(Data records)

^^^^^^^^^^^^^^^^

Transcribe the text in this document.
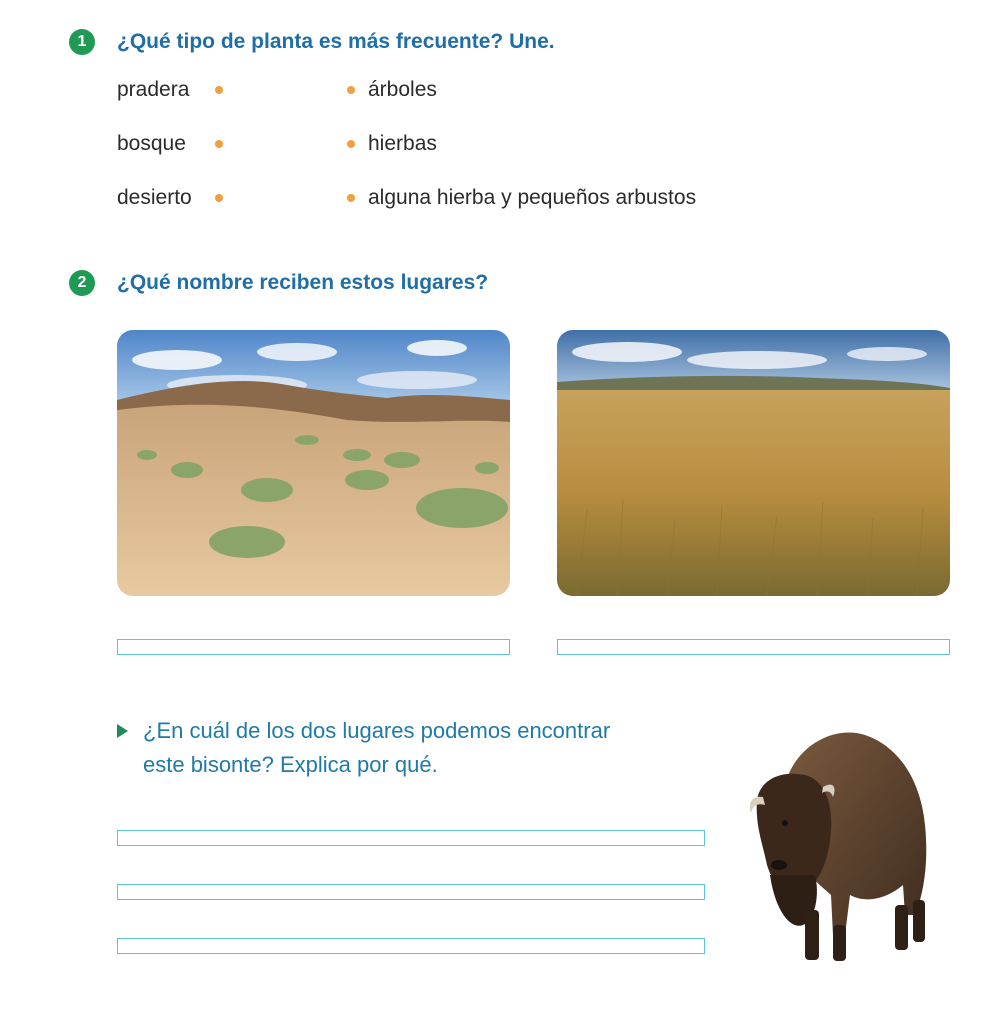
1	¿Qué tipo de planta es más frecuente? Une.
pradera	árboles
bosque	hierbas
desierto	alguna hierba y pequeños arbustos
2	¿Qué nombre reciben estos lugares?
¿En cuál de los dos lugares podemos encontrar
este bisonte? Explica por qué.
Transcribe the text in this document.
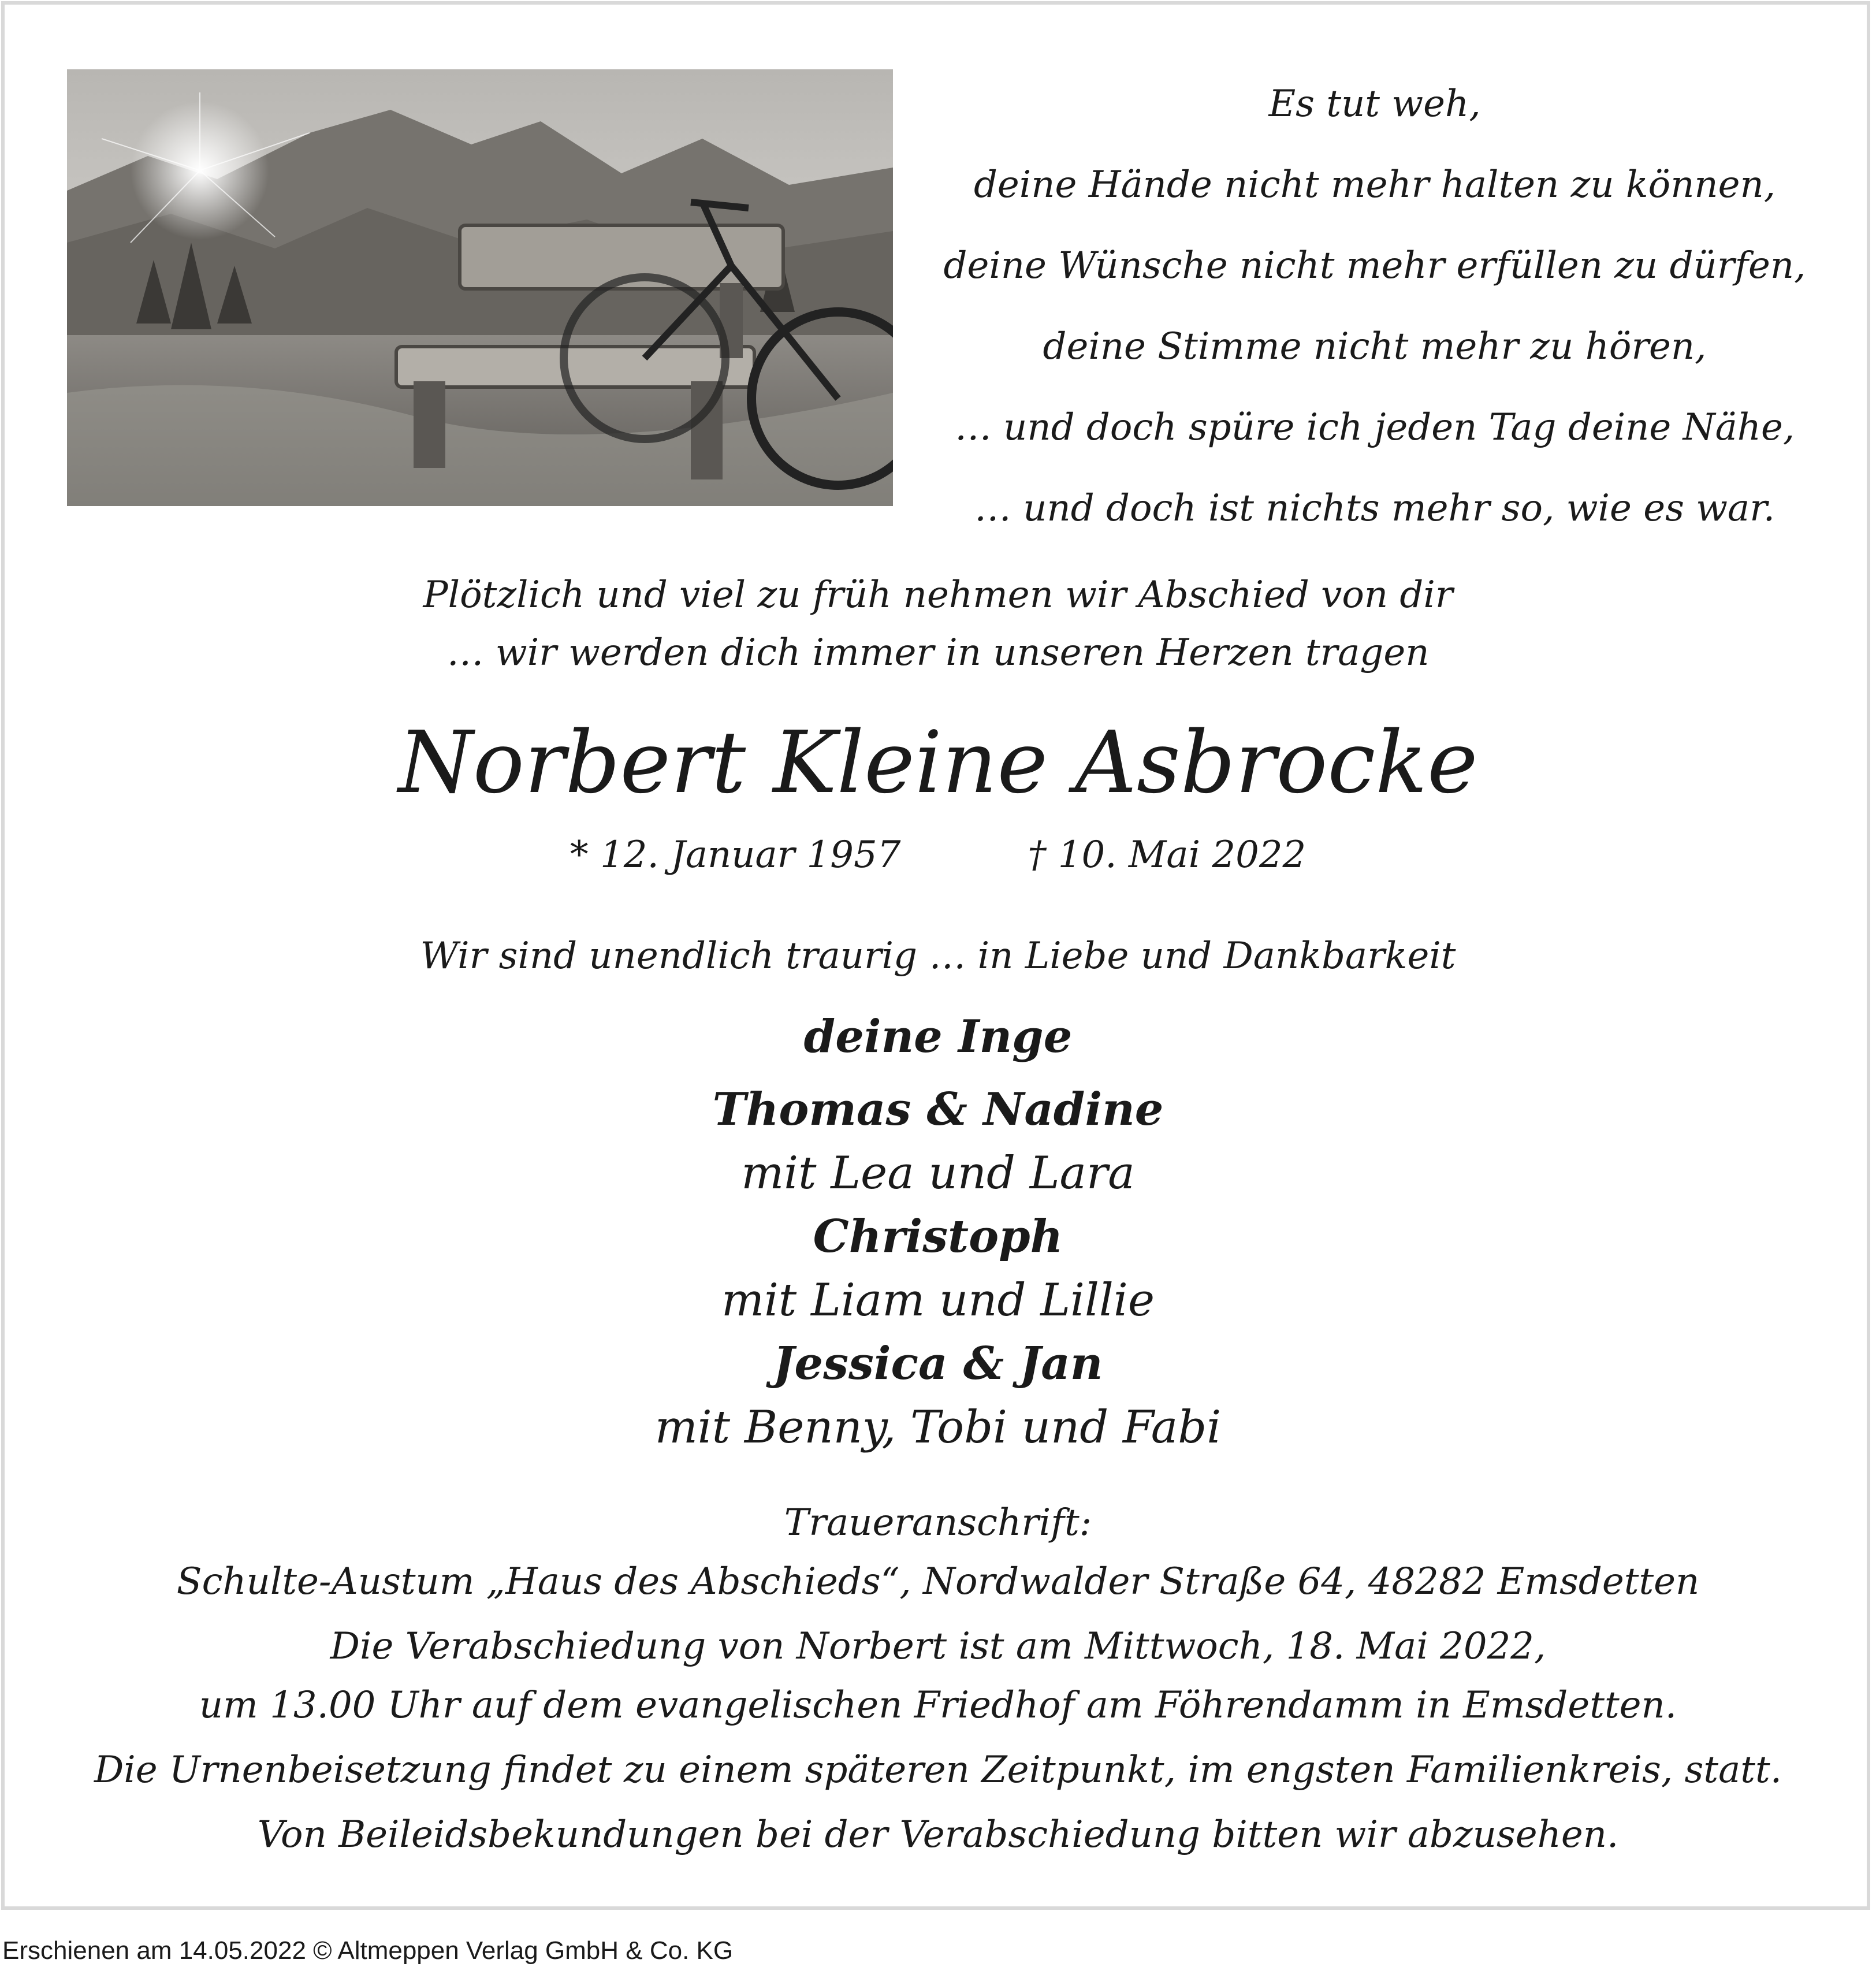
Es tut weh,
deine Hände nicht mehr halten zu können,
deine Wünsche nicht mehr erfüllen zu dürfen,
deine Stimme nicht mehr zu hören,
… und doch spüre ich jeden Tag deine Nähe,
… und doch ist nichts mehr so, wie es war.
Plötzlich und viel zu früh nehmen wir Abschied von dir
… wir werden dich immer in unseren Herzen tragen
Norbert Kleine Asbrocke
* 12. Januar 1957	† 10. Mai 2022
Wir sind unendlich traurig … in Liebe und Dankbarkeit
deine Inge
Thomas & Nadine
mit Lea und Lara
Christoph
mit Liam und Lillie
Jessica & Jan
mit Benny, Tobi und Fabi
Traueranschrift:
Schulte-Austum „Haus des Abschieds“, Nordwalder Straße 64, 48282 Emsdetten
Die Verabschiedung von Norbert ist am Mittwoch, 18. Mai 2022,
um 13.00 Uhr auf dem evangelischen Friedhof am Föhrendamm in Emsdetten.
Die Urnenbeisetzung findet zu einem späteren Zeitpunkt, im engsten Familienkreis, statt.
Von Beileidsbekundungen bei der Verabschiedung bitten wir abzusehen.
Erschienen am 14.05.2022 © Altmeppen Verlag GmbH & Co. KG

^^^^^^^^^^^^^^^^

#### [Brief]
Take every line from the data that contains the word "Verabschiedung".

#### [Written solution]
Die Verabschiedung von Norbert ist am Mittwoch, 18. Mai 2022,
Von Beileidsbekundungen bei der Verabschiedung bitten wir abzusehen.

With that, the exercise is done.